Non linear optimization for parameter fitting example

In this page, we describe an example of nonlinear optimization in Scilab. We are searching for the parameters of a system of ordinary differential equations which best fit experimental data. The context is a chemical reaction for processing waters with phenolic compounds. We use the fminsearch, optim, derivative and leastsq functions in a practical case.

These examples must be used under the terms of the CeCILL.

The problem

Consider the following system of ordinary differential equations:

$$\frac{dy}{dt}=f(t,y)$$

$$y(t_0)=y_0$$

where $$y_0$$ is the initial state, f is the right hand side of the ODE. In our particular case, the size of the y is equal to 2. The right hand side function f is defined by the following function.

function dy = myModel ( t , y , a , b ) 
   // The right-hand side of the Ordinary Differential Equation.
    dy(1) = -a*y(2) + y(1) + t^2 + 6*t + b 
    dy(2) = b*y(1) - a*y(2) + 4*t + (a+b)*(1-t^2) 
endfunction 

Notice that the function takes the extra parameter a and b as input arguments. The parameters a and b are unknown. We are given the following experimental data, which indicates the value of y for particular values of the time t.

//
// Experimental data 
t = [0 1 2 3 4 5 6]'; 
y_exp(:,1) = [-1 2 11 26 47 74 107]'; 
y_exp(:,2) = [ 1 3 09 19 33 51 73]'; 
//
// Store data for future use
global MYDATA;
MYDATA.t = t;
MYDATA.y_exp = y_exp;
MYDATA.funeval = 0;

The number of calls to the function funeval is stored in the data structure. This will be useful later in this document, when we will compare the algorithms.

We are searching for the parameters a and b which best fit the experimental data.

Non linear least squares

Given a and b, we can use the ode function and get the value of y at the given times t. The problem is that a and b are unknown.

## Requirement:
Reproduce the entire Scilab parameter-fitting text above word for word.

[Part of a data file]
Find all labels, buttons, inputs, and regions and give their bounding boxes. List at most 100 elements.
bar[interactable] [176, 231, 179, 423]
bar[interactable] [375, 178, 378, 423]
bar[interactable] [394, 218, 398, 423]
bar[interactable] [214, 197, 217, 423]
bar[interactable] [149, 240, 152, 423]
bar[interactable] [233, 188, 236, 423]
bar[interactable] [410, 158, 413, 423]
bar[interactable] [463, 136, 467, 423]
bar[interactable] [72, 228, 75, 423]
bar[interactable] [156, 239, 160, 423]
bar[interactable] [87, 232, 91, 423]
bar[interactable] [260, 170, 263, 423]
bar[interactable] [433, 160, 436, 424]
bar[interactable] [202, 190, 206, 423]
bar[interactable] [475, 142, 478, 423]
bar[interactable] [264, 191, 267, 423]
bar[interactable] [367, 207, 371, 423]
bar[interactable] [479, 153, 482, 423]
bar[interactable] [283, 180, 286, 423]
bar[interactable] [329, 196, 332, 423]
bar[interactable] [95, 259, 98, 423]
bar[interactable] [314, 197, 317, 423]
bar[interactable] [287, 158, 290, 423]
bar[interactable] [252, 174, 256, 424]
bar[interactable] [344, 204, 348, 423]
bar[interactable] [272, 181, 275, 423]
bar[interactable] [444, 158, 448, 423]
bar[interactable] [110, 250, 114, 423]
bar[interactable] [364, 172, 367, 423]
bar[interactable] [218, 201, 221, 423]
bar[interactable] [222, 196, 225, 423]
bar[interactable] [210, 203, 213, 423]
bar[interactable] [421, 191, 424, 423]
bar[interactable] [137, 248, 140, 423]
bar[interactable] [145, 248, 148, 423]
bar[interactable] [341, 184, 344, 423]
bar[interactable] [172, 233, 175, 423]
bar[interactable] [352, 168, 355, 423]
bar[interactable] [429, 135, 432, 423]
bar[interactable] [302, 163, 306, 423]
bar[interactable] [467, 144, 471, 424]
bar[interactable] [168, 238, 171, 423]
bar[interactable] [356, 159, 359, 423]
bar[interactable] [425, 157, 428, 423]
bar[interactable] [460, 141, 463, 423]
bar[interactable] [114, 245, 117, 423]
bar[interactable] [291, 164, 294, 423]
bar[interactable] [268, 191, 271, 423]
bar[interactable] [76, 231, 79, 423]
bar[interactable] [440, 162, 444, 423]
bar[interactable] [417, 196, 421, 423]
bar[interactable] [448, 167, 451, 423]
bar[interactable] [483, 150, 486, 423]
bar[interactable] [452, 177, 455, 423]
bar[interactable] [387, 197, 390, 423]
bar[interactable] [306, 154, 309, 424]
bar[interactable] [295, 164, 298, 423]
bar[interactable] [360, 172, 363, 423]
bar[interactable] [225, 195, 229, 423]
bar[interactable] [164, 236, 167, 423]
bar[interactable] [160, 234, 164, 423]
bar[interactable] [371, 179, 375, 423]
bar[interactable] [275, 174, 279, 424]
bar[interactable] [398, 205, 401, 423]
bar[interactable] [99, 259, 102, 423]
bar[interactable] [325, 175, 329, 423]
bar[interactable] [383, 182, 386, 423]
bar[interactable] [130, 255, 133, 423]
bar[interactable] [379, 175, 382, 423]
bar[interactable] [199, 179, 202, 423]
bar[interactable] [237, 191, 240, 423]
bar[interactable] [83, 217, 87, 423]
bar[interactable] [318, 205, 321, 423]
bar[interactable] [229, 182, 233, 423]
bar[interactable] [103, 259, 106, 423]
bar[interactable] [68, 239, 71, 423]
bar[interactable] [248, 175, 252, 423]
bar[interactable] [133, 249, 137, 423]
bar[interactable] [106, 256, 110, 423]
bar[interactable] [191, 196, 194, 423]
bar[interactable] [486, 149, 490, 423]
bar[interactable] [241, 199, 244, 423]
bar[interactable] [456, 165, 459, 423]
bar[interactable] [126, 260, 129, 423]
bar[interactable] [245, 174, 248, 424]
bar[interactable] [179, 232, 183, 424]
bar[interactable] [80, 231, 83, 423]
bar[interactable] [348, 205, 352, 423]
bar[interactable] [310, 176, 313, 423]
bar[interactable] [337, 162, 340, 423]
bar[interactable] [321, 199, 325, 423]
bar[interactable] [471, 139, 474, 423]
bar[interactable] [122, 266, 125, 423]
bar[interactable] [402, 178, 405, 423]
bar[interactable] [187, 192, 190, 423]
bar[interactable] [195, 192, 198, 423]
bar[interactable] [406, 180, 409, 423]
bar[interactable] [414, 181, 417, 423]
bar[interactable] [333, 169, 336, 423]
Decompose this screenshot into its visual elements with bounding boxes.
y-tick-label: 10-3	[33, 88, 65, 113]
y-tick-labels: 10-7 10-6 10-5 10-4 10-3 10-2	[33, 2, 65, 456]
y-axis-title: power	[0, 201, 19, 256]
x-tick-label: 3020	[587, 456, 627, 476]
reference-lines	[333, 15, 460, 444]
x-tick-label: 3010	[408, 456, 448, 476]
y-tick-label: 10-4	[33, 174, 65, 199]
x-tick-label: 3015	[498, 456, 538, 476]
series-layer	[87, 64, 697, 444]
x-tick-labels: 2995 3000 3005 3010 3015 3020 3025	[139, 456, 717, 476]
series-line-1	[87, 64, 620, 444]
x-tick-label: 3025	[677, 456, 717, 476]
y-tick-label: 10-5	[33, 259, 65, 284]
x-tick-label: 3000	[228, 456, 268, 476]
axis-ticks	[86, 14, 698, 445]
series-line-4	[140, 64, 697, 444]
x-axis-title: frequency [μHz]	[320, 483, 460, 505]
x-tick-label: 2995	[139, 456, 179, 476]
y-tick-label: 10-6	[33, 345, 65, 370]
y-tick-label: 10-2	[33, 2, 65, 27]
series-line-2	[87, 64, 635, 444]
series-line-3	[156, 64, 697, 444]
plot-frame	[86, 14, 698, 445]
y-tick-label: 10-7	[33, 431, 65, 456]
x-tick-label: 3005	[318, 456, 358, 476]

## Output for this task:
Non linear optimization for parameter fitting example

In this page, we describe an example of nonlinear optimization in Scilab. We are searching for the parameters of a system of ordinary differential equations which best fit experimental data. The context is a chemical reaction for processing waters with phenolic compounds. We use the fminsearch, optim, derivative and leastsq functions in a practical case.

These examples must be used under the terms of the CeCILL.

The problem

Consider the following system of ordinary differential equations:

$$\frac{dy}{dt}=f(t,y)$$

$$y(t_0)=y_0$$

where $$y_0$$ is the initial state, f is the right hand side of the ODE. In our particular case, the size of the y is equal to 2. The right hand side function f is defined by the following function.

function dy = myModel ( t , y , a , b ) 
   // The right-hand side of the Ordinary Differential Equation.
    dy(1) = -a*y(2) + y(1) + t^2 + 6*t + b 
    dy(2) = b*y(1) - a*y(2) + 4*t + (a+b)*(1-t^2) 
endfunction 

Notice that the function takes the extra parameter a and b as input arguments. The parameters a and b are unknown. We are given the following experimental data, which indicates the value of y for particular values of the time t.

//
// Experimental data 
t = [0 1 2 3 4 5 6]'; 
y_exp(:,1) = [-1 2 11 26 47 74 107]'; 
y_exp(:,2) = [ 1 3 09 19 33 51 73]'; 
//
// Store data for future use
global MYDATA;
MYDATA.t = t;
MYDATA.y_exp = y_exp;
MYDATA.funeval = 0;

The number of calls to the function funeval is stored in the data structure. This will be useful later in this document, when we will compare the algorithms.

We are searching for the parameters a and b which best fit the experimental data.

Non linear least squares

Given a and b, we can use the ode function and get the value of y at the given times t. The problem is that a and b are unknown.